• _THE REQUEST_
Print out the material that follows word for word.

[Data excerpts]

━━━

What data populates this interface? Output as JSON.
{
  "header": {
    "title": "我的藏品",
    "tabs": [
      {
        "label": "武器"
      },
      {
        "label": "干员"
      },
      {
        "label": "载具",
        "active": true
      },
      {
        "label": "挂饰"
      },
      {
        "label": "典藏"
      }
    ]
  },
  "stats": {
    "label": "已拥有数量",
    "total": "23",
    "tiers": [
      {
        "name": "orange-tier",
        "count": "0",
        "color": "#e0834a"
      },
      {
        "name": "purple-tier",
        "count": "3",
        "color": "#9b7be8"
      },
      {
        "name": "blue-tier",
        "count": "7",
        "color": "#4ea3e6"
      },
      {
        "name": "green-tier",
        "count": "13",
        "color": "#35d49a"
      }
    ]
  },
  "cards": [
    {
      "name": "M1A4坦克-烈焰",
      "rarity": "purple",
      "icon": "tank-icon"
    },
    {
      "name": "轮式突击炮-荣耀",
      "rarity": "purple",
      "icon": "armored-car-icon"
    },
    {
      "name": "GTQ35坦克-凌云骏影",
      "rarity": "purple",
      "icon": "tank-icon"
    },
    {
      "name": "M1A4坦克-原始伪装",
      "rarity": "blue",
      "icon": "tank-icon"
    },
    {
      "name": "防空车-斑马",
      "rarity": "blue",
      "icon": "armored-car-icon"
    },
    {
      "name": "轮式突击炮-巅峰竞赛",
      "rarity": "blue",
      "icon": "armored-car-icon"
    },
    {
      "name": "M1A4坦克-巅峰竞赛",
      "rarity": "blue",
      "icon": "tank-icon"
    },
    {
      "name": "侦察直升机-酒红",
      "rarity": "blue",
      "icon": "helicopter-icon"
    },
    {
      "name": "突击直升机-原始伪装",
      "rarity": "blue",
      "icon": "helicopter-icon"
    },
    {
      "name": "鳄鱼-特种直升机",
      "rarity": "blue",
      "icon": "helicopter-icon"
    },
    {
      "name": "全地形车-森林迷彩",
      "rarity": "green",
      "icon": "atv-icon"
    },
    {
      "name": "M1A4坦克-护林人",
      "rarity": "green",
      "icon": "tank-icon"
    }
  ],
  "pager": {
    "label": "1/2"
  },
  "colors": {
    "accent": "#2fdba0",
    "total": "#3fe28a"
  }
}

━━━

• _REPLY TO THE TASK_
What data populates this interface? Output as JSON.
{
  "header": {
    "title": "我的藏品",
    "tabs": [
      {
        "label": "武器"
      },
      {
        "label": "干员"
      },
      {
        "label": "载具",
        "active": true
      },
      {
        "label": "挂饰"
      },
      {
        "label": "典藏"
      }
    ]
  },
  "stats": {
    "label": "已拥有数量",
    "total": "23",
    "tiers": [
      {
        "name": "orange-tier",
        "count": "0",
        "color": "#e0834a"
      },
      {
        "name": "purple-tier",
        "count": "3",
        "color": "#9b7be8"
      },
      {
        "name": "blue-tier",
        "count": "7",
        "color": "#4ea3e6"
      },
      {
        "name": "green-tier",
        "count": "13",
        "color": "#35d49a"
      }
    ]
  },
  "cards": [
    {
      "name": "M1A4坦克-烈焰",
      "rarity": "purple",
      "icon": "tank-icon"
    },
    {
      "name": "轮式突击炮-荣耀",
      "rarity": "purple",
      "icon": "armored-car-icon"
    },
    {
      "name": "GTQ35坦克-凌云骏影",
      "rarity": "purple",
      "icon": "tank-icon"
    },
    {
      "name": "M1A4坦克-原始伪装",
      "rarity": "blue",
      "icon": "tank-icon"
    },
    {
      "name": "防空车-斑马",
      "rarity": "blue",
      "icon": "armored-car-icon"
    },
    {
      "name": "轮式突击炮-巅峰竞赛",
      "rarity": "blue",
      "icon": "armored-car-icon"
    },
    {
      "name": "M1A4坦克-巅峰竞赛",
      "rarity": "blue",
      "icon": "tank-icon"
    },
    {
      "name": "侦察直升机-酒红",
      "rarity": "blue",
      "icon": "helicopter-icon"
    },
    {
      "name": "突击直升机-原始伪装",
      "rarity": "blue",
      "icon": "helicopter-icon"
    },
    {
      "name": "鳄鱼-特种直升机",
      "rarity": "blue",
      "icon": "helicopter-icon"
    },
    {
      "name": "全地形车-森林迷彩",
      "rarity": "green",
      "icon": "atv-icon"
    },
    {
      "name": "M1A4坦克-护林人",
      "rarity": "green",
      "icon": "tank-icon"
    }
  ],
  "pager": {
    "label": "1/2"
  },
  "colors": {
    "accent": "#2fdba0",
    "total": "#3fe28a"
  }
}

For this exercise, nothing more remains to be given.